### THE REQUEST
Isolate every line in the records below with "this" in it.

### INPUT RECORDS
—————
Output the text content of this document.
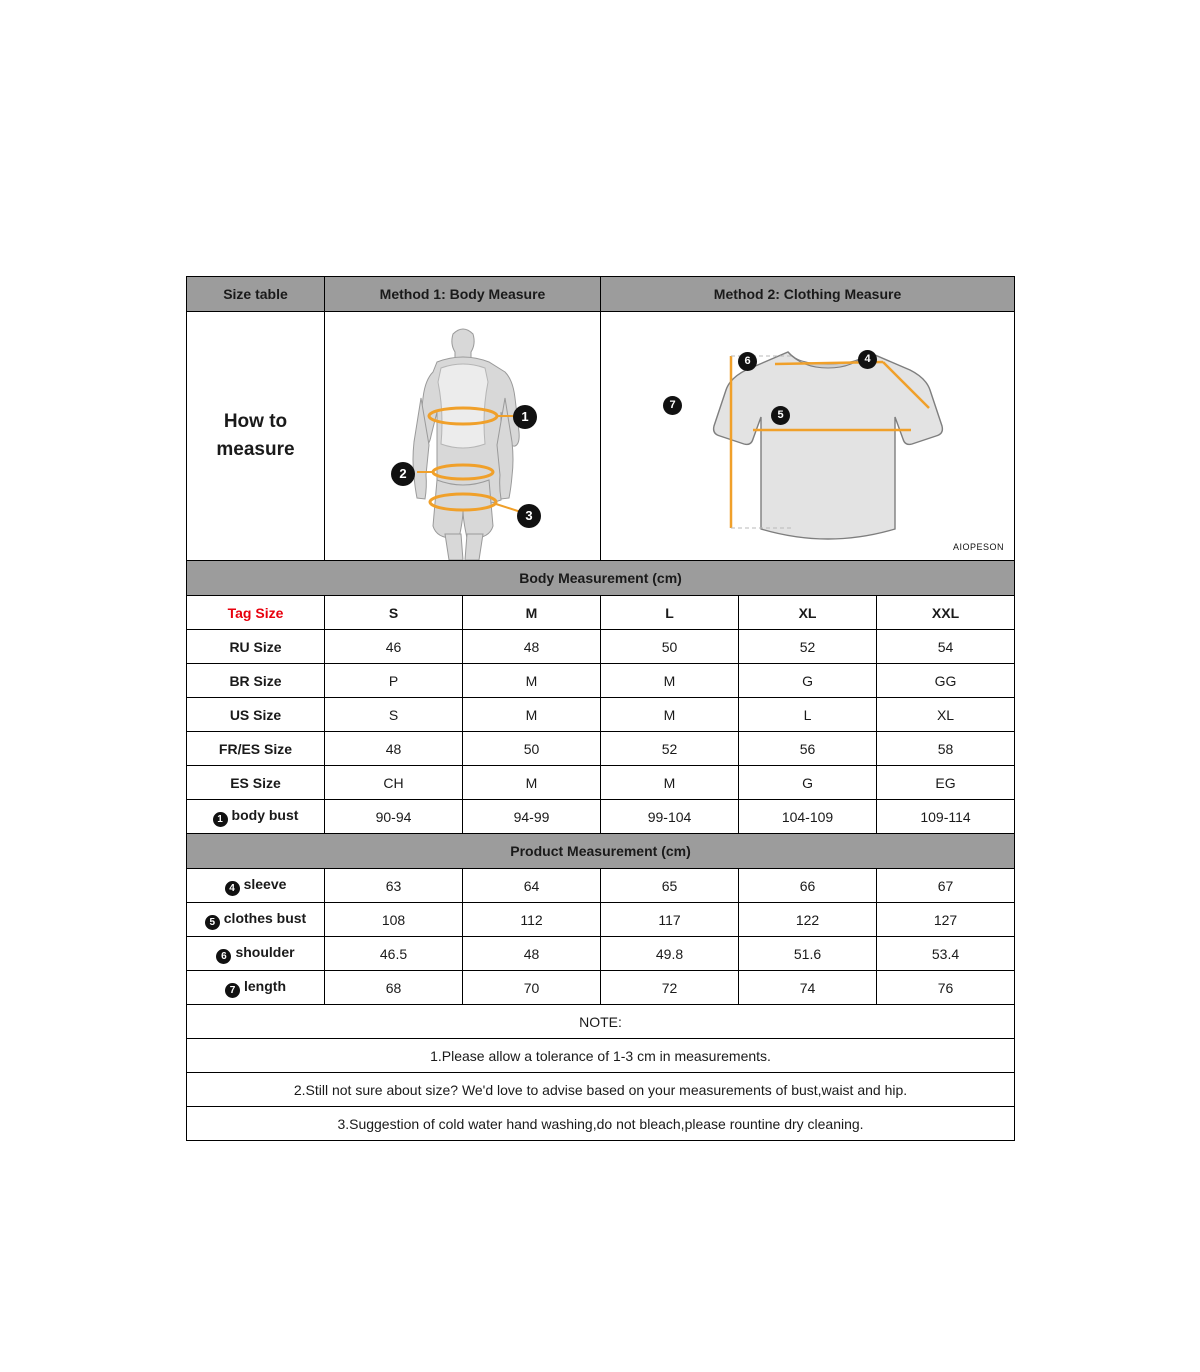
Size table	Method 1: Body Measure		Method 2: Clothing Measure		

How to
measure

1
2
3

6	4
7
5
AIOPESON

Body Measurement (cm)					
Tag Size	S	M	L	XL	XXL
RU Size	46	48	50	52	54
BR Size	P	M	M	G	GG
US Size	S	M	M	L	XL
FR/ES Size	48	50	52	56	58
ES Size	CH	M	M	G	EG
1 body bust	90-94	94-99	99-104	104-109	109-114
Product Measurement (cm)					
4 sleeve	63	64	65	66	67
5 clothes bust	108	112	117	122	127
6 shoulder	46.5	48	49.8	51.6	53.4
7 length	68	70	72	74	76
NOTE:					
1.Please allow a tolerance of 1-3 cm in measurements.					
2.Still not sure about size? We'd love to advise based on your measurements of bust,waist and hip.					
3.Suggestion of cold water hand washing,do not bleach,please rountine dry cleaning.					
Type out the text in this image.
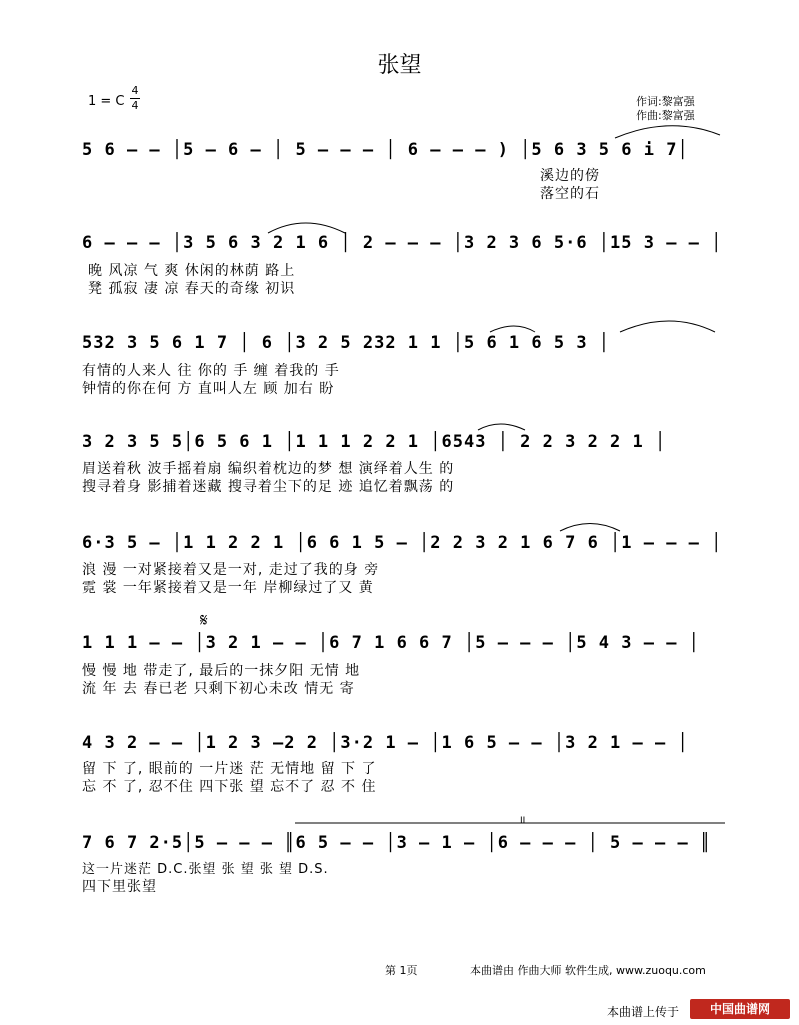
张望
1 = C
4
4	作词:黎富强
作曲:黎富强
5 6 – – │5 – 6 – │ 5 – – – │ 6 – – – ) │5 6 3 5 6 i 7│
溪边的傍
落空的石
6 – – – │3 5 6 3 2 1 6 │ 2 – – – │3 2 3 6 5·6 │15 3 – – │
晚 风凉 气 爽 休闲的林荫 路上
凳 孤寂 凄 凉 春天的奇缘 初识
532 3 5 6 1 7 │ 6 │3 2 5 232 1 1 │5 6 1 6 5 3 │
有情的人来人 往 你的 手 缠 着我的 手
钟情的你在何 方 直叫人左 顾 加右 盼
3 2 3 5 5│6 5 6 1 │1 1 1 2 2 1 │6543 │ 2 2 3 2 2 1 │
眉送着秋 波手摇着扇 编织着枕边的梦 想 演绎着人生 的
搜寻着身 影捕着迷藏 搜寻着尘下的足 迹 追忆着飘荡 的
6·3 5 – │1 1 2 2 1 │6 6 1 5 – │2 2 3 2 1 6 7 6 │1 – – – │
浪 漫 一对紧接着又是一对, 走过了我的身 旁
霓 裳 一年紧接着又是一年 岸柳绿过了又 黄
𝄋
1 1 1 – – │3 2 1 – – │6 7 1 6 6 7 │5 – – – │5 4 3 – – │
慢 慢 地 带走了, 最后的一抹夕阳 无情 地
流 年 去 春已老 只剩下初心未改 情无 寄
4 3 2 – – │1 2 3 –2 2 │3·2 1 – │1 6 5 – – │3 2 1 – – │
留 下 了, 眼前的 一片迷 茫 无情地 留 下 了
忘 不 了, 忍不住 四下张 望 忘不了 忍 不 住
II
7 6 7 2·5│5 – – – ║6 5 – – │3 – 1 – │6 – – – │ 5 – – – ║
这一片迷茫 D.C.张望 张 望 张 望 D.S.
四下里张望
第 1页	本曲谱由 作曲大师 软件生成, www.zuoqu.com
本曲谱上传于	中国曲谱网
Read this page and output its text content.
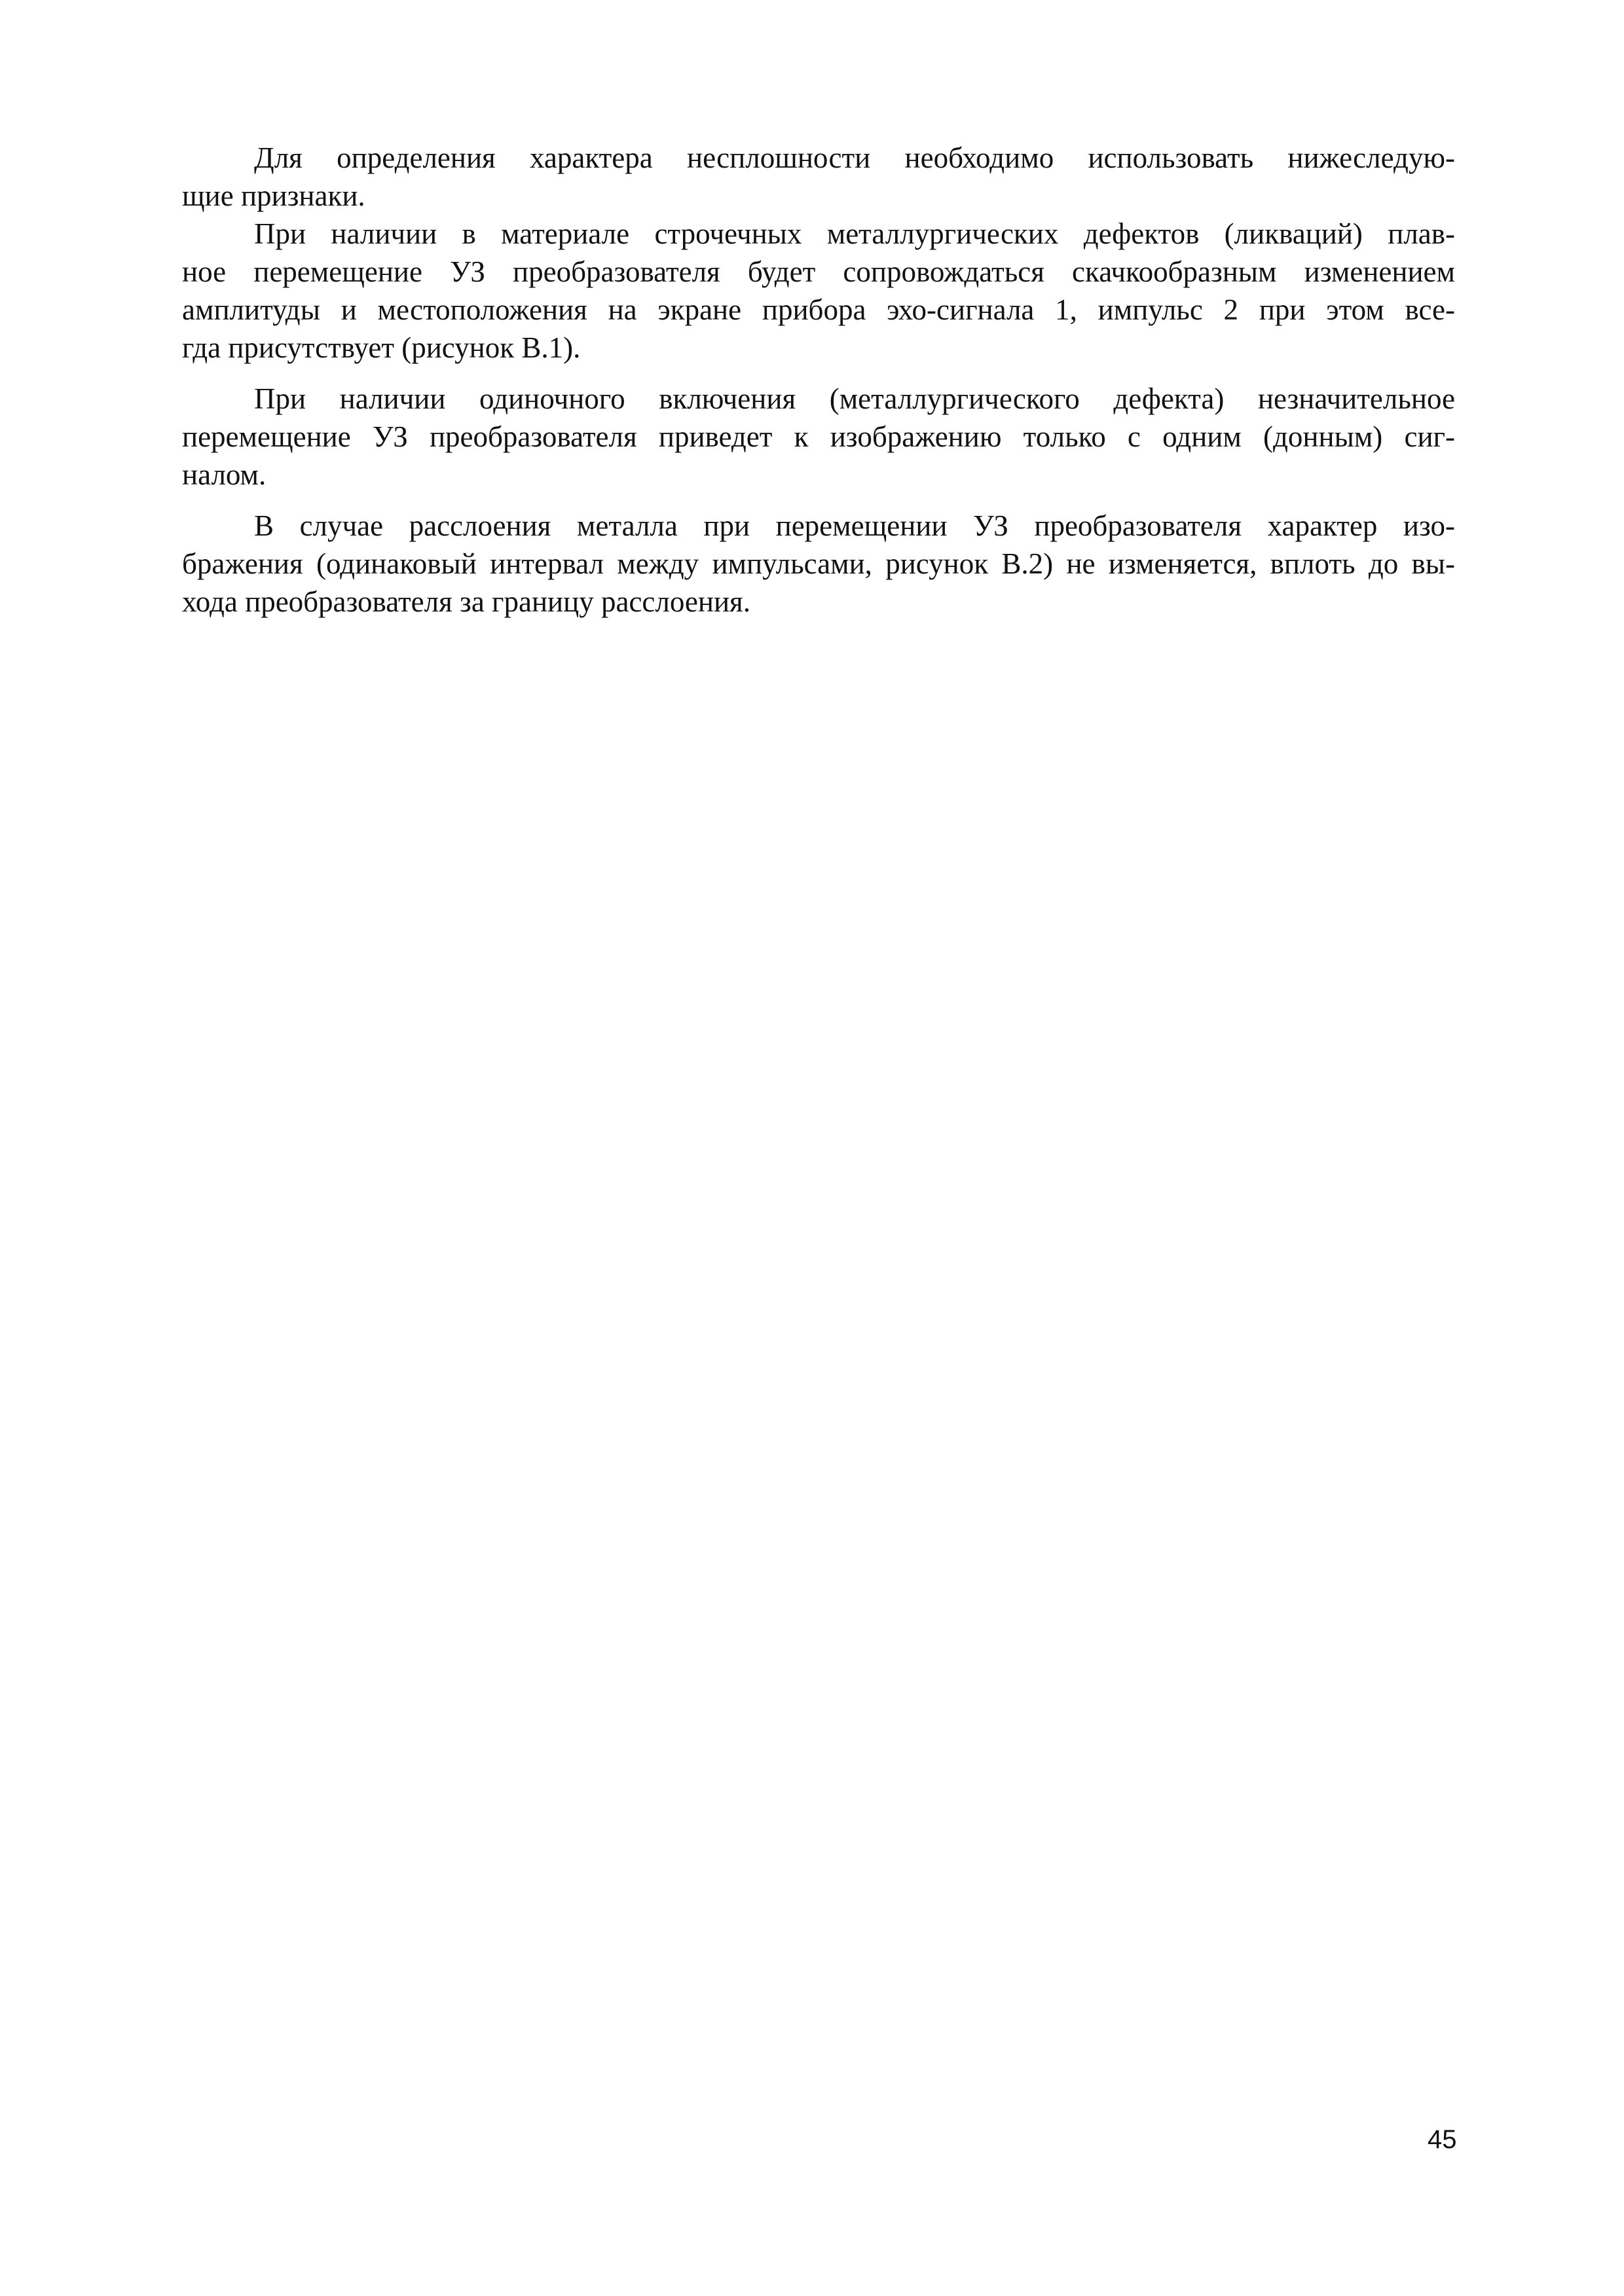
Для определения характера несплошности необходимо использовать нижеследую-
щие признаки.
При наличии в материале строчечных металлургических дефектов (ликваций) плав-
ное перемещение УЗ преобразователя будет сопровождаться скачкообразным изменением
амплитуды и местоположения на экране прибора эхо-сигнала 1, импульс 2 при этом все-
гда присутствует (рисунок В.1).
При наличии одиночного включения (металлургического дефекта) незначительное
перемещение УЗ преобразователя приведет к изображению только с одним (донным) сиг-
налом.
В случае расслоения металла при перемещении УЗ преобразователя характер изо-
бражения (одинаковый интервал между импульсами, рисунок В.2) не изменяется, вплоть до вы-
хода преобразователя за границу расслоения.
45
—————
### FULL RESPONSE
Output the text content of this document.
Type out the text in this image.
Read this page and output its text content.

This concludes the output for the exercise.